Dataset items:
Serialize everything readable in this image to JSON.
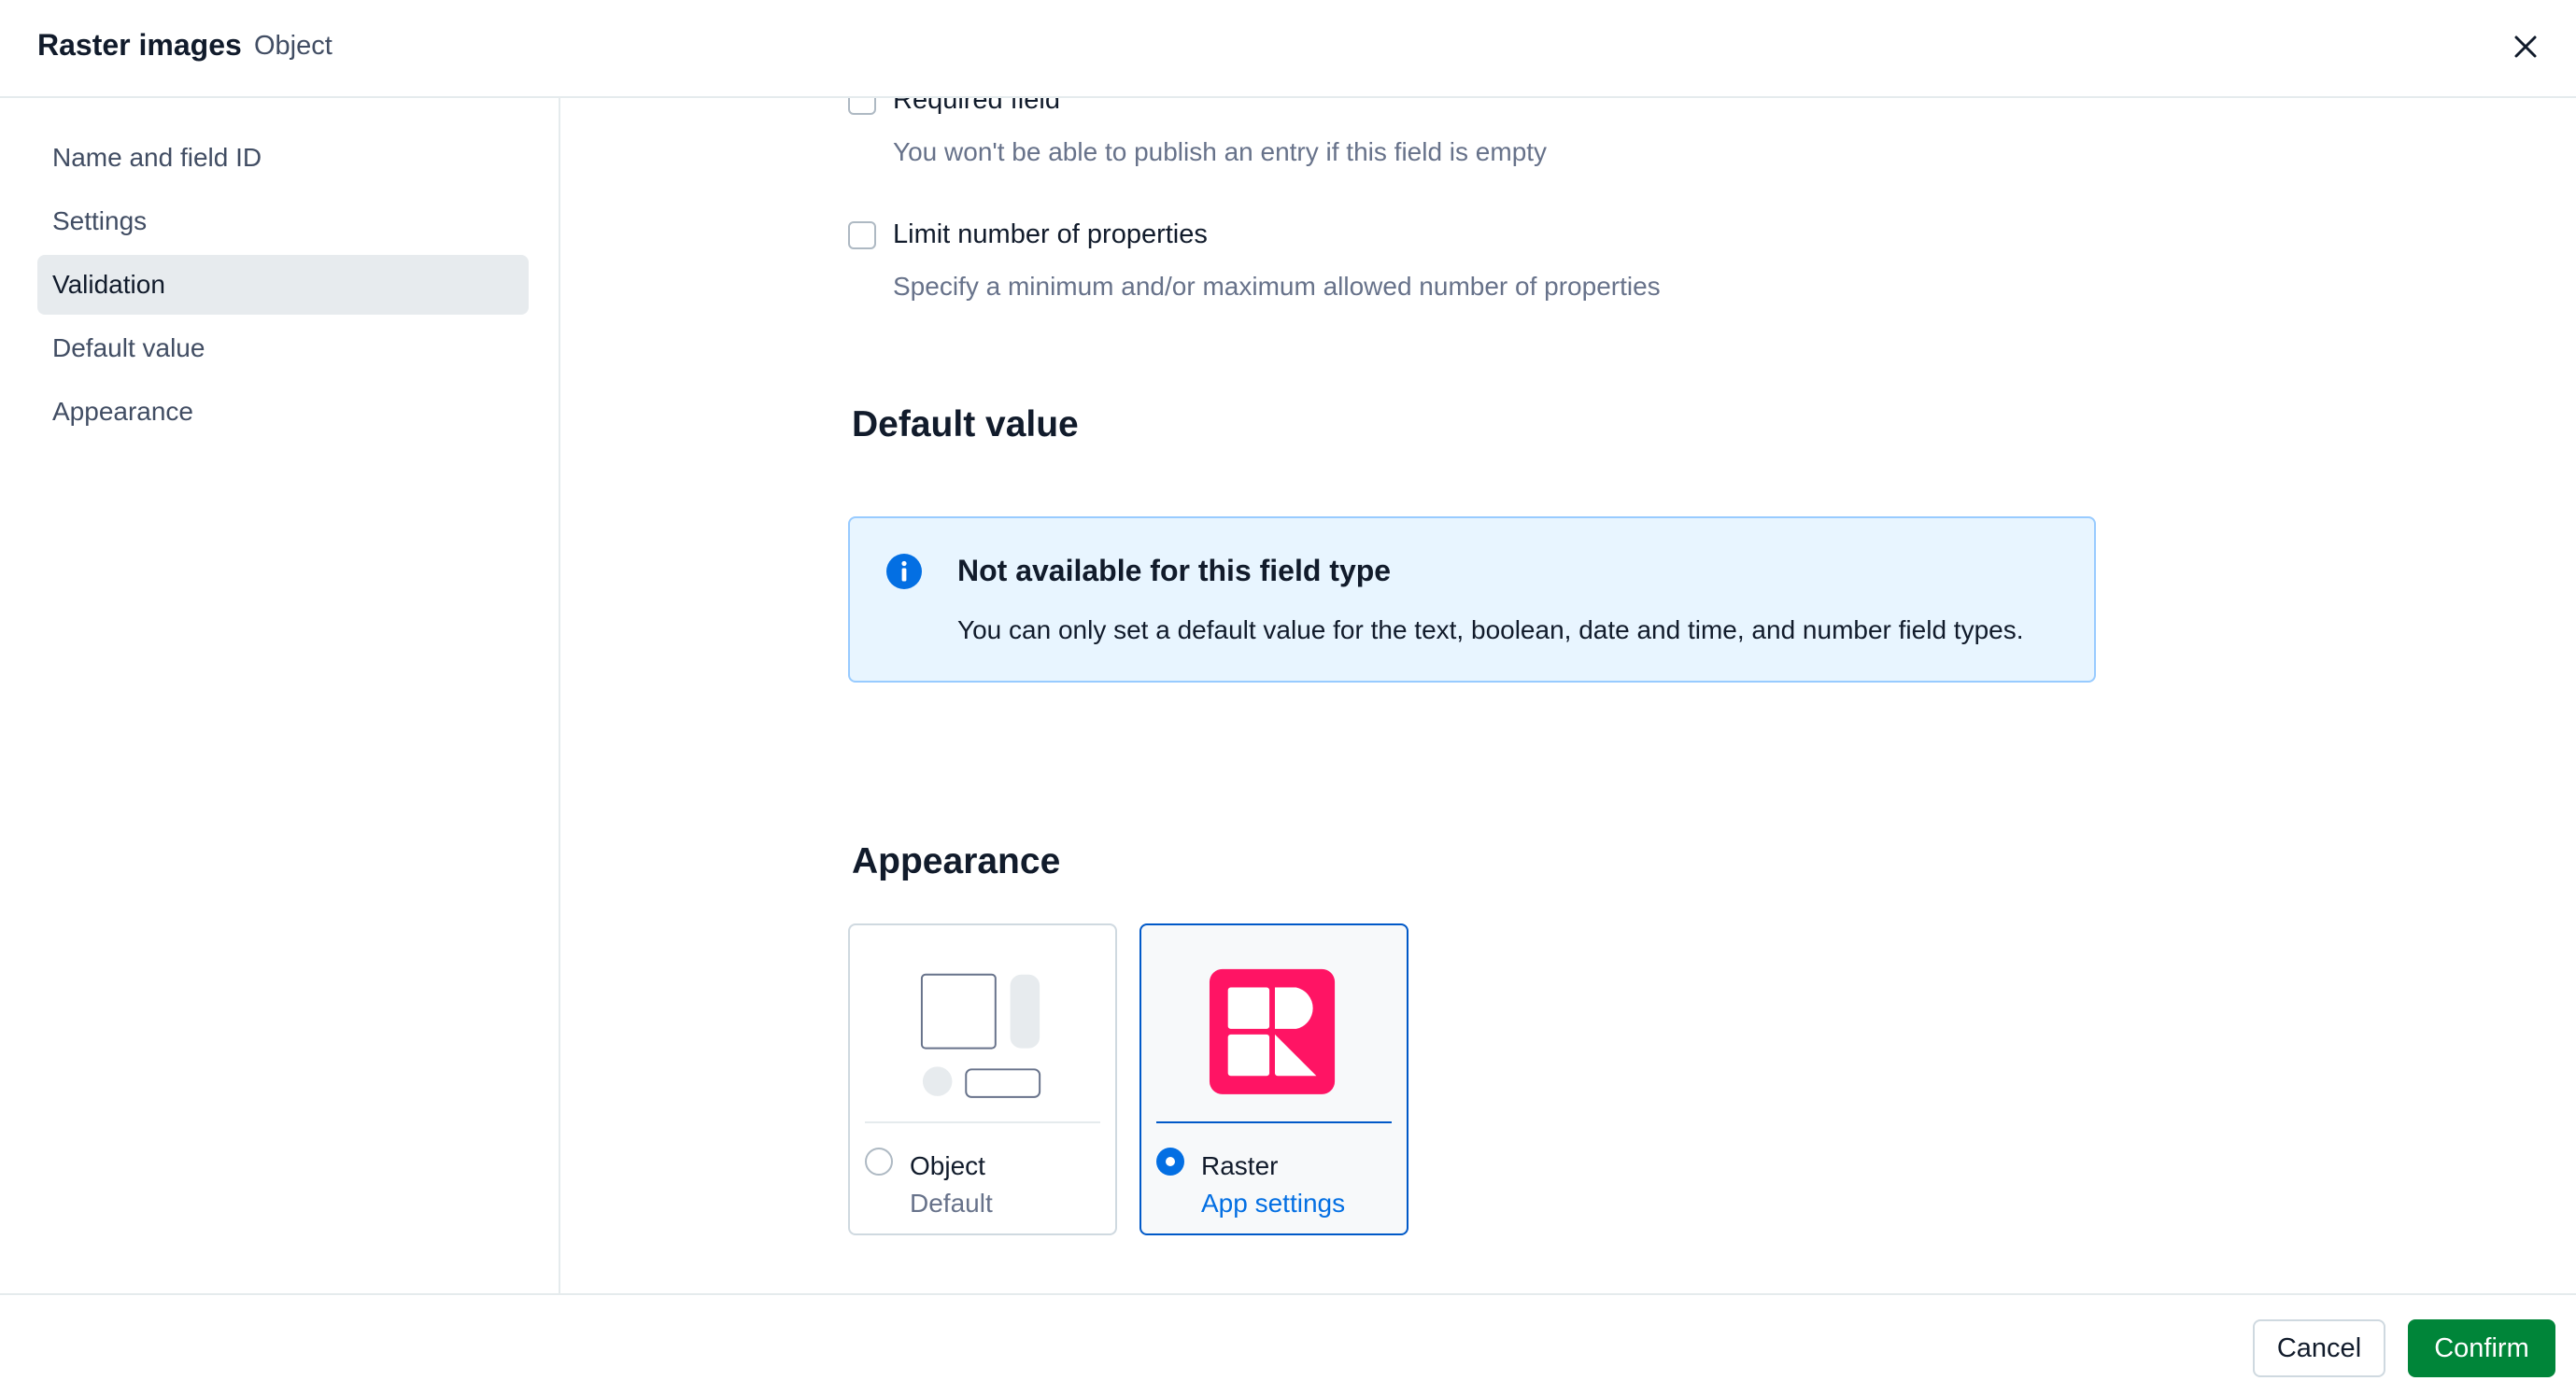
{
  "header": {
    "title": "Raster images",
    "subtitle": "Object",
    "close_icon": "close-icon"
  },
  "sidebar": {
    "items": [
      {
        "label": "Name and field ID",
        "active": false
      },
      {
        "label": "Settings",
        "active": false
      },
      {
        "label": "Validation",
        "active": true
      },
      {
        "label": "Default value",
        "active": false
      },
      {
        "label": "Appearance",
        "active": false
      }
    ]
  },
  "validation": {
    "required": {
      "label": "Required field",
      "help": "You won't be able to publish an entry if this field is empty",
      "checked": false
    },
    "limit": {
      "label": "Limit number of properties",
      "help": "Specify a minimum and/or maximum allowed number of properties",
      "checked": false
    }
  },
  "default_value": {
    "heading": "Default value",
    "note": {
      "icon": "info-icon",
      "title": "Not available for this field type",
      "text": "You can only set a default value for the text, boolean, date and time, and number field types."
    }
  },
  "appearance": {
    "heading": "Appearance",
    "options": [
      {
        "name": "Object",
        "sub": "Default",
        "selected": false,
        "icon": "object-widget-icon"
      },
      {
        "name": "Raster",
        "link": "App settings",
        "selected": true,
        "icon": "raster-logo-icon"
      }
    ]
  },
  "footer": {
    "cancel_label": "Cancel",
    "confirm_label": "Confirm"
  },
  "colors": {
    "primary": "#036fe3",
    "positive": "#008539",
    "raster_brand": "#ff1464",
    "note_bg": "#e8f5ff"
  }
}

▶ _Set task_: Look for the word "icon" in every line of the listing and copy the lines that have it.

▶ _Answer for the task_:
    "close_icon": "close-icon"
      "icon": "info-icon",
        "icon": "object-widget-icon"
        "icon": "raster-logo-icon"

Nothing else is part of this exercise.